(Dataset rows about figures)
——
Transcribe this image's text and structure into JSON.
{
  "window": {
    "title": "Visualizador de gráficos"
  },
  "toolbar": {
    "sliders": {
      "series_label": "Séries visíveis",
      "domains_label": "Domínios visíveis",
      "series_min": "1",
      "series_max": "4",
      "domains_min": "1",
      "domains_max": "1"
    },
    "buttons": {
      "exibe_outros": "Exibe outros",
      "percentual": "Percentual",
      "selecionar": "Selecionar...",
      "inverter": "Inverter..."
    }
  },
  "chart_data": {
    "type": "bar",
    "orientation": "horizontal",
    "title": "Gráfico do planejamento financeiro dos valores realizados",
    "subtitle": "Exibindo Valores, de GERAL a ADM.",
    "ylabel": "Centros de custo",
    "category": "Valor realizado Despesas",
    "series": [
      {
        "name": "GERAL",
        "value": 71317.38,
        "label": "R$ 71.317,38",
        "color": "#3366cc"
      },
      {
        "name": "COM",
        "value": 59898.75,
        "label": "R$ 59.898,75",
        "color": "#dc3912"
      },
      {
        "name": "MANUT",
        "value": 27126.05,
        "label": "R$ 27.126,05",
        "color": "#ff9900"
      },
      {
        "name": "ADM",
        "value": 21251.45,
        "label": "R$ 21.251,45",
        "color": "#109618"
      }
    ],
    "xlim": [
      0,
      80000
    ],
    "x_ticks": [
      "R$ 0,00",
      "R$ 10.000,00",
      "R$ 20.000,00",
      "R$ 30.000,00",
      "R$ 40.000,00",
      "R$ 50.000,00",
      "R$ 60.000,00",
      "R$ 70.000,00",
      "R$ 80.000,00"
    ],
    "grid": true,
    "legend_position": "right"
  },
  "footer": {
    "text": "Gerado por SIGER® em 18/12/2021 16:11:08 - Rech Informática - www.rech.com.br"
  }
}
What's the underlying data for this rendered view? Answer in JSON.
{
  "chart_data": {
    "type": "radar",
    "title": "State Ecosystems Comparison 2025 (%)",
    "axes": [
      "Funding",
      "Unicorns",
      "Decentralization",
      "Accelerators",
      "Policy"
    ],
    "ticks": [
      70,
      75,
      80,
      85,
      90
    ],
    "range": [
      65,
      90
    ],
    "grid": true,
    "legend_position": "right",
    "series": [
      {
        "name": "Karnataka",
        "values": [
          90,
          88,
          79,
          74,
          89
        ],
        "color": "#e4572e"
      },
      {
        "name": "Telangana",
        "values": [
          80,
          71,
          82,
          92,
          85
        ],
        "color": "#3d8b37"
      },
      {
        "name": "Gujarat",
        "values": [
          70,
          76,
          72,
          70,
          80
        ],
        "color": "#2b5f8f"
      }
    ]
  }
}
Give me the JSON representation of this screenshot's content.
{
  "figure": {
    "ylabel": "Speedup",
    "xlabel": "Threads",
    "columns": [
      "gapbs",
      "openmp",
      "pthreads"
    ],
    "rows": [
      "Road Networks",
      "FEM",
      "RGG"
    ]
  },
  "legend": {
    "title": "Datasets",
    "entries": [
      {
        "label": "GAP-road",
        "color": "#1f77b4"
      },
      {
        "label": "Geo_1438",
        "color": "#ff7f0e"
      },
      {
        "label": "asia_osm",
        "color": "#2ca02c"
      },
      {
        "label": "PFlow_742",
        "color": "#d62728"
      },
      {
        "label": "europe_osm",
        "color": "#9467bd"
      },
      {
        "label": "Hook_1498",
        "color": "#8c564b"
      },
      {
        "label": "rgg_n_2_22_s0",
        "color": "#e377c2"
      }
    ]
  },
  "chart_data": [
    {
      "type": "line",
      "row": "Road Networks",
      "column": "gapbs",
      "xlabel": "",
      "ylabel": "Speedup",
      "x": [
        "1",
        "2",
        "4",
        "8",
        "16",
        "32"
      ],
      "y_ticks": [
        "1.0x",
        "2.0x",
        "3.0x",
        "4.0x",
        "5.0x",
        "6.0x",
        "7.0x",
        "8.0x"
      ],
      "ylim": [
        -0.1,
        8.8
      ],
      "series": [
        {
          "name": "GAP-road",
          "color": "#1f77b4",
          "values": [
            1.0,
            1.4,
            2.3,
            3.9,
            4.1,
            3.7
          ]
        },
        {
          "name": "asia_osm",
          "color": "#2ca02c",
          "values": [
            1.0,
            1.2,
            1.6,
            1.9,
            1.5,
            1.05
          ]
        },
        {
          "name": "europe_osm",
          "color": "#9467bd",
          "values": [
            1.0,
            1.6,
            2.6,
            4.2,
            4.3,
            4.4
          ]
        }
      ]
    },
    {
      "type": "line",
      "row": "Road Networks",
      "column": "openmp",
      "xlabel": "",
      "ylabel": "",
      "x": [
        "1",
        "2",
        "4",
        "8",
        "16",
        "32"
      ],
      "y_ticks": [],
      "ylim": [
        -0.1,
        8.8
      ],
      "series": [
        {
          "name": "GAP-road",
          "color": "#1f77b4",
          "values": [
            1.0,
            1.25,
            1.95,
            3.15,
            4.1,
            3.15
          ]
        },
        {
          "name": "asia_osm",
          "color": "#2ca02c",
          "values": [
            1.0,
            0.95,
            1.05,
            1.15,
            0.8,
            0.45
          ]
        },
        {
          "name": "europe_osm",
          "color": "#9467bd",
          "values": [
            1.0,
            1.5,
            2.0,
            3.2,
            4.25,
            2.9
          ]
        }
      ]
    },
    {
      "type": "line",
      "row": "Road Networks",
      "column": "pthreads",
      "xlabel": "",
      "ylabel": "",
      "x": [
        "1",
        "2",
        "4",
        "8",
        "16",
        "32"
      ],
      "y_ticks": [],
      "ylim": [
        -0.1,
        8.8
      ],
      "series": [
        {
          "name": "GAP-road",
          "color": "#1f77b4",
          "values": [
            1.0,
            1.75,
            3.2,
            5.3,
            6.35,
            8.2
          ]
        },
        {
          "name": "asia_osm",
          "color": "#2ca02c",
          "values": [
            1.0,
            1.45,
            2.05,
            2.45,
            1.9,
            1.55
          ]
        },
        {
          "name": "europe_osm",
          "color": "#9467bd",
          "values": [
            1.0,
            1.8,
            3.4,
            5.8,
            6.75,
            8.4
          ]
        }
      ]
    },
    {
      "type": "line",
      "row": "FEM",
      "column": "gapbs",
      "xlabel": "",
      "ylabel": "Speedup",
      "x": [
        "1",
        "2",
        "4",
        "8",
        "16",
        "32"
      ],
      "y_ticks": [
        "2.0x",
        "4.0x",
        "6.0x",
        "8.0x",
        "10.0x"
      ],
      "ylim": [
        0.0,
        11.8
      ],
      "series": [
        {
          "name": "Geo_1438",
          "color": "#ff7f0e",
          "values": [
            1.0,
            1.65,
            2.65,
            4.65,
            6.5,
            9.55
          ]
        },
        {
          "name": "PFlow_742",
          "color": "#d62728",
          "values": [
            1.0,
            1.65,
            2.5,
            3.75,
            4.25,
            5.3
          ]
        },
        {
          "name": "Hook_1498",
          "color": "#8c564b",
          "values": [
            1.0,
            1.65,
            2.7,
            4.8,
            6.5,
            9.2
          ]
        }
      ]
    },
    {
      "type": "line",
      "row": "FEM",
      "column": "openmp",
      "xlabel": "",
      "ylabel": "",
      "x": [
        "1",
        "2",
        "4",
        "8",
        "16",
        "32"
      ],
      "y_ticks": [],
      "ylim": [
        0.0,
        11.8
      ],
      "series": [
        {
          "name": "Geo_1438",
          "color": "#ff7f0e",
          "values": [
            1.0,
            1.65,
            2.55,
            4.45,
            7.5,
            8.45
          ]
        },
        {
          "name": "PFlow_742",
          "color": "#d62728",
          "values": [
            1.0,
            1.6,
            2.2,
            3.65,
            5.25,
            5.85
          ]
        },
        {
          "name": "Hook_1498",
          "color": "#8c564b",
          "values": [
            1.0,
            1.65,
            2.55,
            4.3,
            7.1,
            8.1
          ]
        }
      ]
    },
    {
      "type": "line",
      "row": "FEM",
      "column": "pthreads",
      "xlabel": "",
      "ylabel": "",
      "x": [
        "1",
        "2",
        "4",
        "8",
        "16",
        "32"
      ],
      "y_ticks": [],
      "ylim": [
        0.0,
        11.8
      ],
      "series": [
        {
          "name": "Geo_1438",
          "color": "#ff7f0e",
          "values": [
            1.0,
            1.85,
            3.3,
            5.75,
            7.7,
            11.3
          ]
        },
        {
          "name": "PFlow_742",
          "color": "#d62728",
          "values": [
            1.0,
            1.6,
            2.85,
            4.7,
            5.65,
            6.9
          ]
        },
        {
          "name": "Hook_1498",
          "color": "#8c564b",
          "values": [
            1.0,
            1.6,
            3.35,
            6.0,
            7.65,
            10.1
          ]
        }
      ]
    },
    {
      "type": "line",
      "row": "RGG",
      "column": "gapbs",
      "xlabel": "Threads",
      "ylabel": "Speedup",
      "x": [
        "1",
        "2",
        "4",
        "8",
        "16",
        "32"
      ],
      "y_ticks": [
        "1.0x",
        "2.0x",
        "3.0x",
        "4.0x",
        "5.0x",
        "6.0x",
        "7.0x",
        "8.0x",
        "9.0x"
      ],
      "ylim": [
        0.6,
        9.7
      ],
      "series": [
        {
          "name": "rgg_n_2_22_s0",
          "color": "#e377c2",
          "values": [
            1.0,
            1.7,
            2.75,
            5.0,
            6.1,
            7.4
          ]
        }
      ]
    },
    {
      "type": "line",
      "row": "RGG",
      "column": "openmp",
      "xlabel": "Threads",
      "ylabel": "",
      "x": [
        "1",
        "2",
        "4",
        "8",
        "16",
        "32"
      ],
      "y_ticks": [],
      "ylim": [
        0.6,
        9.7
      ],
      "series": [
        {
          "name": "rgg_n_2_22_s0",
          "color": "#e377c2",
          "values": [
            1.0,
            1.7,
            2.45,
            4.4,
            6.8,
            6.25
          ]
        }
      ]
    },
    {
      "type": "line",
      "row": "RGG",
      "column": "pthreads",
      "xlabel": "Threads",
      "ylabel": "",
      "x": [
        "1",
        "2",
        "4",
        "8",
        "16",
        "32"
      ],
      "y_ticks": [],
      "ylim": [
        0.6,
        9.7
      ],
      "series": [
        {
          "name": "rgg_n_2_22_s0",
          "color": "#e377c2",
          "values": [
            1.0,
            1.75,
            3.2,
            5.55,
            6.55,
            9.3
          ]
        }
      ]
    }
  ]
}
——
# EXERCISE DETAILS
Pick out all lines from the data above in which the word "GERAL" appears.

# SOLUTION
    "subtitle": "Exibindo Valores, de GERAL a ADM.",
        "name": "GERAL",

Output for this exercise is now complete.